WHAT THE TASK REQUIRES: Scan the material for the word "منظمة", and copy each line where it shows up.

--- START ---

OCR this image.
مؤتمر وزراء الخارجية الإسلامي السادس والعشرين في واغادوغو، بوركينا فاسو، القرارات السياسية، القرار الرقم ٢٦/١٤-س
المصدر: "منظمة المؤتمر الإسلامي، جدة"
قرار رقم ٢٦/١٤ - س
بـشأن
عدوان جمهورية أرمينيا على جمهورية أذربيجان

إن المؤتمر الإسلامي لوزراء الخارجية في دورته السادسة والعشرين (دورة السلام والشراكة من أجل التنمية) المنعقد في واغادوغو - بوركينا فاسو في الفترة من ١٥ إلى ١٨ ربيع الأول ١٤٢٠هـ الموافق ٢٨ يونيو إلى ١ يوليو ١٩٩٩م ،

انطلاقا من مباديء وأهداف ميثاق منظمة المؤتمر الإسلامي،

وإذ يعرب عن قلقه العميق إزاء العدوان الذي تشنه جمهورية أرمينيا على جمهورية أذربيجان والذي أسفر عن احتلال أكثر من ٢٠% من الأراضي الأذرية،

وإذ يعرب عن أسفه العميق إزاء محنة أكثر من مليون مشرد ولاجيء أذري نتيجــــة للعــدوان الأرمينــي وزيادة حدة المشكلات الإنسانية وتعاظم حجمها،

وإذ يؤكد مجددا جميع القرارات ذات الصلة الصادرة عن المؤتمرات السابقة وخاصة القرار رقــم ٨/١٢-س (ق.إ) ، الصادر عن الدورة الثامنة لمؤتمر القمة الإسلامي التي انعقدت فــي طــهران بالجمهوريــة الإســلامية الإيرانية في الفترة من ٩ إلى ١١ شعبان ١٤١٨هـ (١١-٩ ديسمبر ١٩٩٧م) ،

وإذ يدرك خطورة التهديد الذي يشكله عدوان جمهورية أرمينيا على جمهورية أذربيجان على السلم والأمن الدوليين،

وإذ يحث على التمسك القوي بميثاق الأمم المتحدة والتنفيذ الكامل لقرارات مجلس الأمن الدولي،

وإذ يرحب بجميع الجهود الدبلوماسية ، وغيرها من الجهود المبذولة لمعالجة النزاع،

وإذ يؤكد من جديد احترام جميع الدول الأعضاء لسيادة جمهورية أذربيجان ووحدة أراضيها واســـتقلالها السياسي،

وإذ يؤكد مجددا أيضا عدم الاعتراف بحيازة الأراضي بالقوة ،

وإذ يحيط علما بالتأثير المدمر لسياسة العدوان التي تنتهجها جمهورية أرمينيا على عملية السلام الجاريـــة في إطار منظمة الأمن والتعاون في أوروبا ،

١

--- END ---

THE RESULT:
المصدر: "منظمة المؤتمر الإسلامي، جدة"
انطلاقا من مباديء وأهداف ميثاق منظمة المؤتمر الإسلامي،
وإذ يحيط علما بالتأثير المدمر لسياسة العدوان التي تنتهجها جمهورية أرمينيا على عملية السلام الجاريـــة في إطار منظمة الأمن والتعاون في أوروبا ،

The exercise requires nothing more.